→ The problem:
Reproduce all the material exactly, minus any pictures it holds.

→ Input records:
************
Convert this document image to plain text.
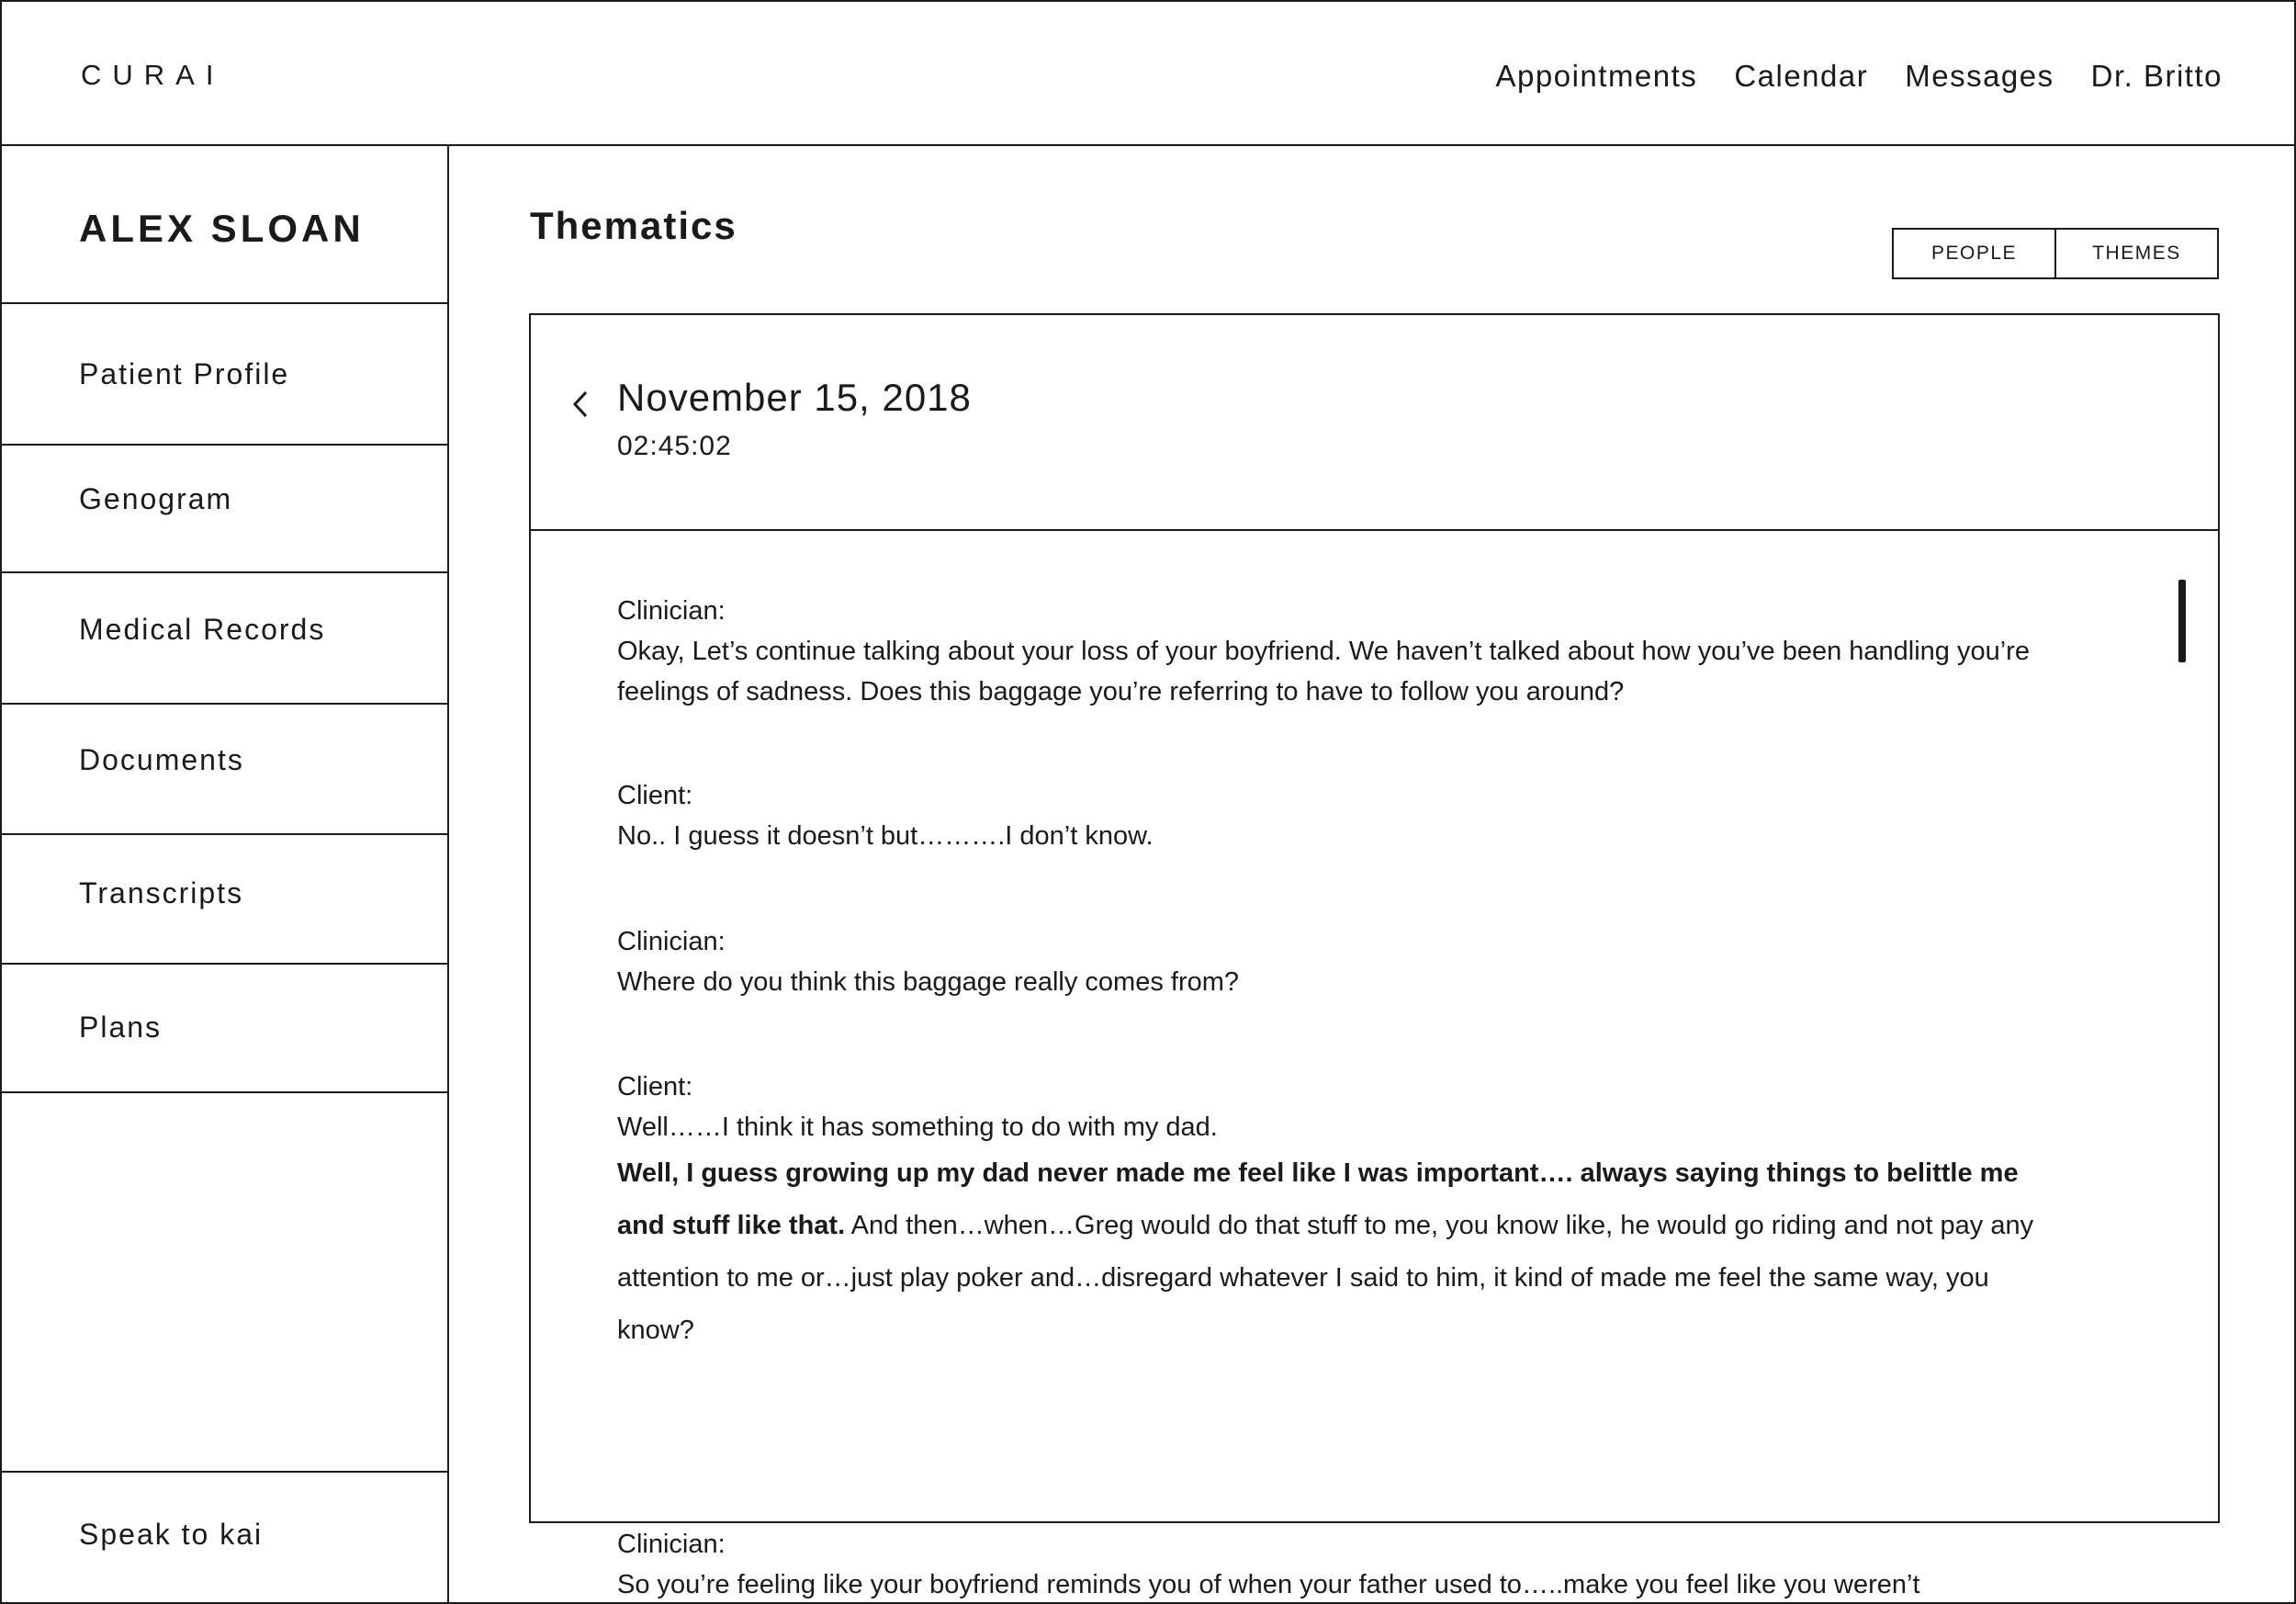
CURAI	Appointments Calendar Messages Dr. Britto
ALEX SLOAN
Patient Profile
Genogram
Medical Records
Documents
Transcripts
Plans
Speak to kai
Thematics
PEOPLE	THEMES
November 15, 2018
02:45:02
Clinician:
Okay, Let’s continue talking about your loss of your boyfriend. We haven’t talked about how you’ve been handling you’re feelings of sadness. Does this baggage you’re referring to have to follow you around?
Client:
No.. I guess it doesn’t but……….I don’t know.
Clinician:
Where do you think this baggage really comes from?
Client:
Well……I think it has something to do with my dad.
Well, I guess growing up my dad never made me feel like I was important…. always saying things to belittle me and stuff like that. And then…when…Greg would do that stuff to me, you know like, he would go riding and not pay any attention to me or…just play poker and…disregard whatever I said to him, it kind of made me feel the same way, you know?
Clinician:
So you’re feeling like your boyfriend reminds you of when your father used to…..make you feel like you weren’t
************
→ Exercise output:
Convert this document image to plain text.
CURAI	Appointments Calendar Messages Dr. Britto
ALEX SLOAN
Patient Profile
Genogram
Medical Records
Documents
Transcripts
Plans
Speak to kai
Thematics
PEOPLE	THEMES
November 15, 2018
02:45:02
Clinician:
Okay, Let’s continue talking about your loss of your boyfriend. We haven’t talked about how you’ve been handling you’re feelings of sadness. Does this baggage you’re referring to have to follow you around?
Client:
No.. I guess it doesn’t but……….I don’t know.
Clinician:
Where do you think this baggage really comes from?
Client:
Well……I think it has something to do with my dad.
Well, I guess growing up my dad never made me feel like I was important…. always saying things to belittle me and stuff like that. And then…when…Greg would do that stuff to me, you know like, he would go riding and not pay any attention to me or…just play poker and…disregard whatever I said to him, it kind of made me feel the same way, you know?
Clinician:
So you’re feeling like your boyfriend reminds you of when your father used to…..make you feel like you weren’t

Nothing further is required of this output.